- **REQUIREMENT**:
Return all lines that include the string "Students".

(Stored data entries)
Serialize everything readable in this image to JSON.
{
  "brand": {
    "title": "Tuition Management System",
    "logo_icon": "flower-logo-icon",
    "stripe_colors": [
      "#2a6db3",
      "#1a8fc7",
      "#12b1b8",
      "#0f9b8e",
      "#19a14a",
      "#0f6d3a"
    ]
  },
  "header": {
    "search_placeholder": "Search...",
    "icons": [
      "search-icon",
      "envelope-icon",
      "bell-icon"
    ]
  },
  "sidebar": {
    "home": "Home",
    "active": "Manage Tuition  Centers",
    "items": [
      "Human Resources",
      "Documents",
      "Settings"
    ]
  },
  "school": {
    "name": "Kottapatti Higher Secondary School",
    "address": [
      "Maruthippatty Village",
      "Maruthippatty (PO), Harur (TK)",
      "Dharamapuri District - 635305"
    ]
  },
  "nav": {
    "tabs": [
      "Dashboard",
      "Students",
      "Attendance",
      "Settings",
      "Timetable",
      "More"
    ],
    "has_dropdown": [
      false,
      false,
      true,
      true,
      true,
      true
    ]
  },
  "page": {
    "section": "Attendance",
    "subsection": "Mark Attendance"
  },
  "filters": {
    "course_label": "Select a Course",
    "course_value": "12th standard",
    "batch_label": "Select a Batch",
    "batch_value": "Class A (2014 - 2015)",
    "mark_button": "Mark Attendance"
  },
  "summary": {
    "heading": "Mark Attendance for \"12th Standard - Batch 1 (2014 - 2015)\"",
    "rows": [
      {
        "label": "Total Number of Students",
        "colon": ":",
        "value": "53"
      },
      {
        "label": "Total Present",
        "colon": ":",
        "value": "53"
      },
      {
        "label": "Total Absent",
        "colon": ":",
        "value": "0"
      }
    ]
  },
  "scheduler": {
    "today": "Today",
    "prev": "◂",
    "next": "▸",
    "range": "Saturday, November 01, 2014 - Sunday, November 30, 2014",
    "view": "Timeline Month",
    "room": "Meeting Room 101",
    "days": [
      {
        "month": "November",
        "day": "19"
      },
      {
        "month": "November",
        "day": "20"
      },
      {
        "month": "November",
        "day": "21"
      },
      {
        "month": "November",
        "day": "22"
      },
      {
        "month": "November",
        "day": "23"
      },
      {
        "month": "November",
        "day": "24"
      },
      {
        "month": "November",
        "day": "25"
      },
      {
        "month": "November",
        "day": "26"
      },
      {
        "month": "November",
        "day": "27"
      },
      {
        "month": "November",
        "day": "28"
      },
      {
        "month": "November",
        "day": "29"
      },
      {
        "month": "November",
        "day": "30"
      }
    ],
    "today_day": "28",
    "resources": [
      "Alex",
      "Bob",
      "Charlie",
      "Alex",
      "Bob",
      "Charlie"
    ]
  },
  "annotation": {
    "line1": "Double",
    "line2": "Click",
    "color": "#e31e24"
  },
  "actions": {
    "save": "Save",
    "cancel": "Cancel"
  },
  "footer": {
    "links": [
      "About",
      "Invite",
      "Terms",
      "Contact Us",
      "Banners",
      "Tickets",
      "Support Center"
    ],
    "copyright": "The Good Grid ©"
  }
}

- **PROBLEM SOLUTION**:
      "Students",
        "label": "Total Number of Students",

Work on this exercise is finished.